_Work to do:_
Reproduce all the entries precisely.

— Begin Data to use —

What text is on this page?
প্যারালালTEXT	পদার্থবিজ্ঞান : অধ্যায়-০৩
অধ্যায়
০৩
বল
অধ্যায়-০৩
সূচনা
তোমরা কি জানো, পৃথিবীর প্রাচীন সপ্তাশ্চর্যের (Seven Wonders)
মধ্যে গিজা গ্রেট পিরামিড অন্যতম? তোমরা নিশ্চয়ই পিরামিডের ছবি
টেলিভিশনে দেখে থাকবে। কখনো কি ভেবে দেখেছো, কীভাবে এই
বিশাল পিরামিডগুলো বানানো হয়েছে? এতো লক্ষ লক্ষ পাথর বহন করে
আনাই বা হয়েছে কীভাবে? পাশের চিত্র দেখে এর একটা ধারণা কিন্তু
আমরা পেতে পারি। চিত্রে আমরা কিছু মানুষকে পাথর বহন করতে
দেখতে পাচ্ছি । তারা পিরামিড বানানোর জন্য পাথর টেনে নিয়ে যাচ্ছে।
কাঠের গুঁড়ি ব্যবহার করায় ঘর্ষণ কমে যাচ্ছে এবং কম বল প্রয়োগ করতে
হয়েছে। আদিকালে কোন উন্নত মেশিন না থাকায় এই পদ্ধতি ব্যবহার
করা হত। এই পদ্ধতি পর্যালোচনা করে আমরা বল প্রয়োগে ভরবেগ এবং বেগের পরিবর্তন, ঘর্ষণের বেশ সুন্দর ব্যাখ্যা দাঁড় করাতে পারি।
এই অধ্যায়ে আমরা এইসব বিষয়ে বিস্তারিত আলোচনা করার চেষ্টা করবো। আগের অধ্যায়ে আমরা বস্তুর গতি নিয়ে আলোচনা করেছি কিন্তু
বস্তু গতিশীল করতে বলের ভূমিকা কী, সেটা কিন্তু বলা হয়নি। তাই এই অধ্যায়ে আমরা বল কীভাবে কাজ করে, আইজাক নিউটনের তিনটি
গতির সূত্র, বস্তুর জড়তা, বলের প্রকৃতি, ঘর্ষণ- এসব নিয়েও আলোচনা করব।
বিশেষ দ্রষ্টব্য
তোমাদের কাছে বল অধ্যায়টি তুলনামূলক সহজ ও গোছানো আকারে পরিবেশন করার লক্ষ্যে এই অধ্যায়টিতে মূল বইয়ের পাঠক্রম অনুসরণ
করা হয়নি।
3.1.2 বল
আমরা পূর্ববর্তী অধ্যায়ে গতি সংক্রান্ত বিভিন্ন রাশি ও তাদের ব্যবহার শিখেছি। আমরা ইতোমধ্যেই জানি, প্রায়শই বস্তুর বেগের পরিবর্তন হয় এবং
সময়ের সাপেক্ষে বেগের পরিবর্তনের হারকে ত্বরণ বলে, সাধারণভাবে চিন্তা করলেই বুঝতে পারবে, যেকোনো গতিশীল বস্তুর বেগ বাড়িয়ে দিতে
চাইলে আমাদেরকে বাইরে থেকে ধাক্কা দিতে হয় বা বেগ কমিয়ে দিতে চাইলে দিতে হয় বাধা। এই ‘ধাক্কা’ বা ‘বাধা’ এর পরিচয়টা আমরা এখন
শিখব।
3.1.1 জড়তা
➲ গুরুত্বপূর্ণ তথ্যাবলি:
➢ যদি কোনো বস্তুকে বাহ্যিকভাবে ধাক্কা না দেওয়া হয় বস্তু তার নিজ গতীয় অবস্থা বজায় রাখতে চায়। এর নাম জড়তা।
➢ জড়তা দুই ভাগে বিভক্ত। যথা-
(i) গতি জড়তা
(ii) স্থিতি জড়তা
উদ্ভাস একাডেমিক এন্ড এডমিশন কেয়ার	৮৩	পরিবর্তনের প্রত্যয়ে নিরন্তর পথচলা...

— End Data to use —

_Response to the task:_
What text is on this page?
প্যারালালTEXT	পদার্থবিজ্ঞান : অধ্যায়-০৩
অধ্যায়
০৩
বল
অধ্যায়-০৩
সূচনা
তোমরা কি জানো, পৃথিবীর প্রাচীন সপ্তাশ্চর্যের (Seven Wonders)
মধ্যে গিজা গ্রেট পিরামিড অন্যতম? তোমরা নিশ্চয়ই পিরামিডের ছবি
টেলিভিশনে দেখে থাকবে। কখনো কি ভেবে দেখেছো, কীভাবে এই
বিশাল পিরামিডগুলো বানানো হয়েছে? এতো লক্ষ লক্ষ পাথর বহন করে
আনাই বা হয়েছে কীভাবে? পাশের চিত্র দেখে এর একটা ধারণা কিন্তু
আমরা পেতে পারি। চিত্রে আমরা কিছু মানুষকে পাথর বহন করতে
দেখতে পাচ্ছি । তারা পিরামিড বানানোর জন্য পাথর টেনে নিয়ে যাচ্ছে।
কাঠের গুঁড়ি ব্যবহার করায় ঘর্ষণ কমে যাচ্ছে এবং কম বল প্রয়োগ করতে
হয়েছে। আদিকালে কোন উন্নত মেশিন না থাকায় এই পদ্ধতি ব্যবহার
করা হত। এই পদ্ধতি পর্যালোচনা করে আমরা বল প্রয়োগে ভরবেগ এবং বেগের পরিবর্তন, ঘর্ষণের বেশ সুন্দর ব্যাখ্যা দাঁড় করাতে পারি।
এই অধ্যায়ে আমরা এইসব বিষয়ে বিস্তারিত আলোচনা করার চেষ্টা করবো। আগের অধ্যায়ে আমরা বস্তুর গতি নিয়ে আলোচনা করেছি কিন্তু
বস্তু গতিশীল করতে বলের ভূমিকা কী, সেটা কিন্তু বলা হয়নি। তাই এই অধ্যায়ে আমরা বল কীভাবে কাজ করে, আইজাক নিউটনের তিনটি
গতির সূত্র, বস্তুর জড়তা, বলের প্রকৃতি, ঘর্ষণ- এসব নিয়েও আলোচনা করব।
বিশেষ দ্রষ্টব্য
তোমাদের কাছে বল অধ্যায়টি তুলনামূলক সহজ ও গোছানো আকারে পরিবেশন করার লক্ষ্যে এই অধ্যায়টিতে মূল বইয়ের পাঠক্রম অনুসরণ
করা হয়নি।
3.1.2 বল
আমরা পূর্ববর্তী অধ্যায়ে গতি সংক্রান্ত বিভিন্ন রাশি ও তাদের ব্যবহার শিখেছি। আমরা ইতোমধ্যেই জানি, প্রায়শই বস্তুর বেগের পরিবর্তন হয় এবং
সময়ের সাপেক্ষে বেগের পরিবর্তনের হারকে ত্বরণ বলে, সাধারণভাবে চিন্তা করলেই বুঝতে পারবে, যেকোনো গতিশীল বস্তুর বেগ বাড়িয়ে দিতে
চাইলে আমাদেরকে বাইরে থেকে ধাক্কা দিতে হয় বা বেগ কমিয়ে দিতে চাইলে দিতে হয় বাধা। এই ‘ধাক্কা’ বা ‘বাধা’ এর পরিচয়টা আমরা এখন
শিখব।
3.1.1 জড়তা
➲ গুরুত্বপূর্ণ তথ্যাবলি:
➢ যদি কোনো বস্তুকে বাহ্যিকভাবে ধাক্কা না দেওয়া হয় বস্তু তার নিজ গতীয় অবস্থা বজায় রাখতে চায়। এর নাম জড়তা।
➢ জড়তা দুই ভাগে বিভক্ত। যথা-
(i) গতি জড়তা
(ii) স্থিতি জড়তা
উদ্ভাস একাডেমিক এন্ড এডমিশন কেয়ার	৮৩	পরিবর্তনের প্রত্যয়ে নিরন্তর পথচলা...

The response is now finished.